____ AVAILABLE RECORDS
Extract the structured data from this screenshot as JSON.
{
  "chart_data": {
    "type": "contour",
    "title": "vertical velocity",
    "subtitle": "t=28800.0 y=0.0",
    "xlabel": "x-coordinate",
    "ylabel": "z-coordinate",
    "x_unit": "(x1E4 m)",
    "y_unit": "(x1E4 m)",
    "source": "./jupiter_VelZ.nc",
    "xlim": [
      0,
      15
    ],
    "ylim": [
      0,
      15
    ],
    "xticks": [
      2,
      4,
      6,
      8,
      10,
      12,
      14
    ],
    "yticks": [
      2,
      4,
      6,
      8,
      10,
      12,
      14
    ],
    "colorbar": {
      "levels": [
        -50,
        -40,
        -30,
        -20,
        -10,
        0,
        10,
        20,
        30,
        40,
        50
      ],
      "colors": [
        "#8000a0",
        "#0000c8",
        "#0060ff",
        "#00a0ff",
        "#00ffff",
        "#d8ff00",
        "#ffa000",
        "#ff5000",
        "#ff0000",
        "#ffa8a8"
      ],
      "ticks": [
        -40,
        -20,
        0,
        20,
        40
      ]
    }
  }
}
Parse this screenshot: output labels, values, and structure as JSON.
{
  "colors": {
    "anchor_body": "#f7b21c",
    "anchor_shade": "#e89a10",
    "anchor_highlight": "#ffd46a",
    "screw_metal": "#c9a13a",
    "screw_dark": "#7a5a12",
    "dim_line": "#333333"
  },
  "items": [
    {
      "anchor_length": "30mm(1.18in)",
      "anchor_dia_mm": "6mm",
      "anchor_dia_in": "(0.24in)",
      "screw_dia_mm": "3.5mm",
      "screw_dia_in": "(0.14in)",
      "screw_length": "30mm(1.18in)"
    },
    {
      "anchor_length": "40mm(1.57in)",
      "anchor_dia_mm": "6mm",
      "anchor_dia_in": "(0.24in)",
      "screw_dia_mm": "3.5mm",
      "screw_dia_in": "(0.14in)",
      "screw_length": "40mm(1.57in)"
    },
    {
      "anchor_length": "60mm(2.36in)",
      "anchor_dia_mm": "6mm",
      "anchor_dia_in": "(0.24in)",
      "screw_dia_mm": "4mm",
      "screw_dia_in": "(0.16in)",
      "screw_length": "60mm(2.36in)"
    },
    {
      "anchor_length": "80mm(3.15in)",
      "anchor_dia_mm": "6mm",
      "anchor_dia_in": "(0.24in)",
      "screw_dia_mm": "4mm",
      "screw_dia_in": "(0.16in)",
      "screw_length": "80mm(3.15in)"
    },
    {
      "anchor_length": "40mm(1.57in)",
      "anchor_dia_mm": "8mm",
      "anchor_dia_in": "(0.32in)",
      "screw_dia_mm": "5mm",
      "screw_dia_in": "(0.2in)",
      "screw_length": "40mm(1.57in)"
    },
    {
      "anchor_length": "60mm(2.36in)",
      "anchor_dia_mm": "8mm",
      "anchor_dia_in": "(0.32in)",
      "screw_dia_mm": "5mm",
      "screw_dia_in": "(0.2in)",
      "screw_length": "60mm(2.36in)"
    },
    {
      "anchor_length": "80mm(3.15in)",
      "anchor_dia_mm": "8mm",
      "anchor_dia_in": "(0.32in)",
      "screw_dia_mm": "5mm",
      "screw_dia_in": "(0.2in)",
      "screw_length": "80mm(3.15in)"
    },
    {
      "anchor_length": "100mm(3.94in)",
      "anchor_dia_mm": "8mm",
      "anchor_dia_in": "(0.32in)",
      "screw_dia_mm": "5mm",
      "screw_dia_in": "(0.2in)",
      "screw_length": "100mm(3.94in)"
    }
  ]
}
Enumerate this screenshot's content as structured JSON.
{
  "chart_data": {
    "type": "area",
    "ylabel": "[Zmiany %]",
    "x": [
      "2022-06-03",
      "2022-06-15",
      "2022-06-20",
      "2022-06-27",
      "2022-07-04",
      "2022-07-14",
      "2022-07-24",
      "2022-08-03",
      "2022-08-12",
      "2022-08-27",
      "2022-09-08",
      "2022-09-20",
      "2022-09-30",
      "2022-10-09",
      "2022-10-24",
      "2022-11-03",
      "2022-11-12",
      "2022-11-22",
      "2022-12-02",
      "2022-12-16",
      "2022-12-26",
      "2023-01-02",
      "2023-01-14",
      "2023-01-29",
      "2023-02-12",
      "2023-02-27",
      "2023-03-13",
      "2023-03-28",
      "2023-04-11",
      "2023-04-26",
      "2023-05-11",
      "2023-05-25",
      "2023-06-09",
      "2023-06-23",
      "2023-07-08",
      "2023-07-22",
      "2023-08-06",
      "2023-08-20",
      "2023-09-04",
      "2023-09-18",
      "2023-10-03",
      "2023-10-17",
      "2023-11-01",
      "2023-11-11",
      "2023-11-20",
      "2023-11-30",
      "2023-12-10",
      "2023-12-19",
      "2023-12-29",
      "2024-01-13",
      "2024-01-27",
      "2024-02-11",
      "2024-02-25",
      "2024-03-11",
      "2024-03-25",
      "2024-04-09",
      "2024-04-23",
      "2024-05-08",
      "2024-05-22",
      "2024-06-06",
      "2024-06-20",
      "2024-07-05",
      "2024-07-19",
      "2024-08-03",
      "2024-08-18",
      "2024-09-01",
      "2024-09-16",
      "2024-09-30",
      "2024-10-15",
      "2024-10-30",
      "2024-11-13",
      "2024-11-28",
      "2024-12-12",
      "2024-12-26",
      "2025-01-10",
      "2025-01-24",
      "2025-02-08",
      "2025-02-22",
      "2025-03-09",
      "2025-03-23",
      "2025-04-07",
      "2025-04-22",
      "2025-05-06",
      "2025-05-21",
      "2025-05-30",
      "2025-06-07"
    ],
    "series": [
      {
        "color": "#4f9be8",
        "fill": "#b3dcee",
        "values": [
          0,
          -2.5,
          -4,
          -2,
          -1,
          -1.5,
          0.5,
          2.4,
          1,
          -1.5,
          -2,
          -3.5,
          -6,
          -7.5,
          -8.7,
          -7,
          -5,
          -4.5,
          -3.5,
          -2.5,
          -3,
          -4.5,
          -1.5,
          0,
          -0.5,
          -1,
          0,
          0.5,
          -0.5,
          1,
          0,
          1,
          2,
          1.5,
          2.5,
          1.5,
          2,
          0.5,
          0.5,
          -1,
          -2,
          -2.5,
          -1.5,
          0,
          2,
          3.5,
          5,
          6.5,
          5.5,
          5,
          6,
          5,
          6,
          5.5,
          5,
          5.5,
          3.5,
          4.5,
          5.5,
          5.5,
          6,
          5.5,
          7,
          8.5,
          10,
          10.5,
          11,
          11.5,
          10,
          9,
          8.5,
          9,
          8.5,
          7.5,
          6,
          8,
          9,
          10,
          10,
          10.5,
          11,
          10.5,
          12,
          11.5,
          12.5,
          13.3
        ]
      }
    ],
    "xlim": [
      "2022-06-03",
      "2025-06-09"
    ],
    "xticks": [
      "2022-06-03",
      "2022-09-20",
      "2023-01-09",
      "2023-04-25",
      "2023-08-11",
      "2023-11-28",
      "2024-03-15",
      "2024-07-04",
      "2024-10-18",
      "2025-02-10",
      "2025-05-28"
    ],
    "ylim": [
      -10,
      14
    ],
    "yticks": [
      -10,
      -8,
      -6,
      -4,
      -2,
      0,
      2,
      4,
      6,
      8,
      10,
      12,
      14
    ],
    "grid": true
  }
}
________
TASK PROMPT =>
Quote the material exactly, leaving nothing out.

RESULT =>
Extract the structured data from this screenshot as JSON.
{
  "chart_data": {
    "type": "contour",
    "title": "vertical velocity",
    "subtitle": "t=28800.0 y=0.0",
    "xlabel": "x-coordinate",
    "ylabel": "z-coordinate",
    "x_unit": "(x1E4 m)",
    "y_unit": "(x1E4 m)",
    "source": "./jupiter_VelZ.nc",
    "xlim": [
      0,
      15
    ],
    "ylim": [
      0,
      15
    ],
    "xticks": [
      2,
      4,
      6,
      8,
      10,
      12,
      14
    ],
    "yticks": [
      2,
      4,
      6,
      8,
      10,
      12,
      14
    ],
    "colorbar": {
      "levels": [
        -50,
        -40,
        -30,
        -20,
        -10,
        0,
        10,
        20,
        30,
        40,
        50
      ],
      "colors": [
        "#8000a0",
        "#0000c8",
        "#0060ff",
        "#00a0ff",
        "#00ffff",
        "#d8ff00",
        "#ffa000",
        "#ff5000",
        "#ff0000",
        "#ffa8a8"
      ],
      "ticks": [
        -40,
        -20,
        0,
        20,
        40
      ]
    }
  }
}
Parse this screenshot: output labels, values, and structure as JSON.
{
  "colors": {
    "anchor_body": "#f7b21c",
    "anchor_shade": "#e89a10",
    "anchor_highlight": "#ffd46a",
    "screw_metal": "#c9a13a",
    "screw_dark": "#7a5a12",
    "dim_line": "#333333"
  },
  "items": [
    {
      "anchor_length": "30mm(1.18in)",
      "anchor_dia_mm": "6mm",
      "anchor_dia_in": "(0.24in)",
      "screw_dia_mm": "3.5mm",
      "screw_dia_in": "(0.14in)",
      "screw_length": "30mm(1.18in)"
    },
    {
      "anchor_length": "40mm(1.57in)",
      "anchor_dia_mm": "6mm",
      "anchor_dia_in": "(0.24in)",
      "screw_dia_mm": "3.5mm",
      "screw_dia_in": "(0.14in)",
      "screw_length": "40mm(1.57in)"
    },
    {
      "anchor_length": "60mm(2.36in)",
      "anchor_dia_mm": "6mm",
      "anchor_dia_in": "(0.24in)",
      "screw_dia_mm": "4mm",
      "screw_dia_in": "(0.16in)",
      "screw_length": "60mm(2.36in)"
    },
    {
      "anchor_length": "80mm(3.15in)",
      "anchor_dia_mm": "6mm",
      "anchor_dia_in": "(0.24in)",
      "screw_dia_mm": "4mm",
      "screw_dia_in": "(0.16in)",
      "screw_length": "80mm(3.15in)"
    },
    {
      "anchor_length": "40mm(1.57in)",
      "anchor_dia_mm": "8mm",
      "anchor_dia_in": "(0.32in)",
      "screw_dia_mm": "5mm",
      "screw_dia_in": "(0.2in)",
      "screw_length": "40mm(1.57in)"
    },
    {
      "anchor_length": "60mm(2.36in)",
      "anchor_dia_mm": "8mm",
      "anchor_dia_in": "(0.32in)",
      "screw_dia_mm": "5mm",
      "screw_dia_in": "(0.2in)",
      "screw_length": "60mm(2.36in)"
    },
    {
      "anchor_length": "80mm(3.15in)",
      "anchor_dia_mm": "8mm",
      "anchor_dia_in": "(0.32in)",
      "screw_dia_mm": "5mm",
      "screw_dia_in": "(0.2in)",
      "screw_length": "80mm(3.15in)"
    },
    {
      "anchor_length": "100mm(3.94in)",
      "anchor_dia_mm": "8mm",
      "anchor_dia_in": "(0.32in)",
      "screw_dia_mm": "5mm",
      "screw_dia_in": "(0.2in)",
      "screw_length": "100mm(3.94in)"
    }
  ]
}
Enumerate this screenshot's content as structured JSON.
{
  "chart_data": {
    "type": "area",
    "ylabel": "[Zmiany %]",
    "x": [
      "2022-06-03",
      "2022-06-15",
      "2022-06-20",
      "2022-06-27",
      "2022-07-04",
      "2022-07-14",
      "2022-07-24",
      "2022-08-03",
      "2022-08-12",
      "2022-08-27",
      "2022-09-08",
      "2022-09-20",
      "2022-09-30",
      "2022-10-09",
      "2022-10-24",
      "2022-11-03",
      "2022-11-12",
      "2022-11-22",
      "2022-12-02",
      "2022-12-16",
      "2022-12-26",
      "2023-01-02",
      "2023-01-14",
      "2023-01-29",
      "2023-02-12",
      "2023-02-27",
      "2023-03-13",
      "2023-03-28",
      "2023-04-11",
      "2023-04-26",
      "2023-05-11",
      "2023-05-25",
      "2023-06-09",
      "2023-06-23",
      "2023-07-08",
      "2023-07-22",
      "2023-08-06",
      "2023-08-20",
      "2023-09-04",
      "2023-09-18",
      "2023-10-03",
      "2023-10-17",
      "2023-11-01",
      "2023-11-11",
      "2023-11-20",
      "2023-11-30",
      "2023-12-10",
      "2023-12-19",
      "2023-12-29",
      "2024-01-13",
      "2024-01-27",
      "2024-02-11",
      "2024-02-25",
      "2024-03-11",
      "2024-03-25",
      "2024-04-09",
      "2024-04-23",
      "2024-05-08",
      "2024-05-22",
      "2024-06-06",
      "2024-06-20",
      "2024-07-05",
      "2024-07-19",
      "2024-08-03",
      "2024-08-18",
      "2024-09-01",
      "2024-09-16",
      "2024-09-30",
      "2024-10-15",
      "2024-10-30",
      "2024-11-13",
      "2024-11-28",
      "2024-12-12",
      "2024-12-26",
      "2025-01-10",
      "2025-01-24",
      "2025-02-08",
      "2025-02-22",
      "2025-03-09",
      "2025-03-23",
      "2025-04-07",
      "2025-04-22",
      "2025-05-06",
      "2025-05-21",
      "2025-05-30",
      "2025-06-07"
    ],
    "series": [
      {
        "color": "#4f9be8",
        "fill": "#b3dcee",
        "values": [
          0,
          -2.5,
          -4,
          -2,
          -1,
          -1.5,
          0.5,
          2.4,
          1,
          -1.5,
          -2,
          -3.5,
          -6,
          -7.5,
          -8.7,
          -7,
          -5,
          -4.5,
          -3.5,
          -2.5,
          -3,
          -4.5,
          -1.5,
          0,
          -0.5,
          -1,
          0,
          0.5,
          -0.5,
          1,
          0,
          1,
          2,
          1.5,
          2.5,
          1.5,
          2,
          0.5,
          0.5,
          -1,
          -2,
          -2.5,
          -1.5,
          0,
          2,
          3.5,
          5,
          6.5,
          5.5,
          5,
          6,
          5,
          6,
          5.5,
          5,
          5.5,
          3.5,
          4.5,
          5.5,
          5.5,
          6,
          5.5,
          7,
          8.5,
          10,
          10.5,
          11,
          11.5,
          10,
          9,
          8.5,
          9,
          8.5,
          7.5,
          6,
          8,
          9,
          10,
          10,
          10.5,
          11,
          10.5,
          12,
          11.5,
          12.5,
          13.3
        ]
      }
    ],
    "xlim": [
      "2022-06-03",
      "2025-06-09"
    ],
    "xticks": [
      "2022-06-03",
      "2022-09-20",
      "2023-01-09",
      "2023-04-25",
      "2023-08-11",
      "2023-11-28",
      "2024-03-15",
      "2024-07-04",
      "2024-10-18",
      "2025-02-10",
      "2025-05-28"
    ],
    "ylim": [
      -10,
      14
    ],
    "yticks": [
      -10,
      -8,
      -6,
      -4,
      -2,
      0,
      2,
      4,
      6,
      8,
      10,
      12,
      14
    ],
    "grid": true
  }
}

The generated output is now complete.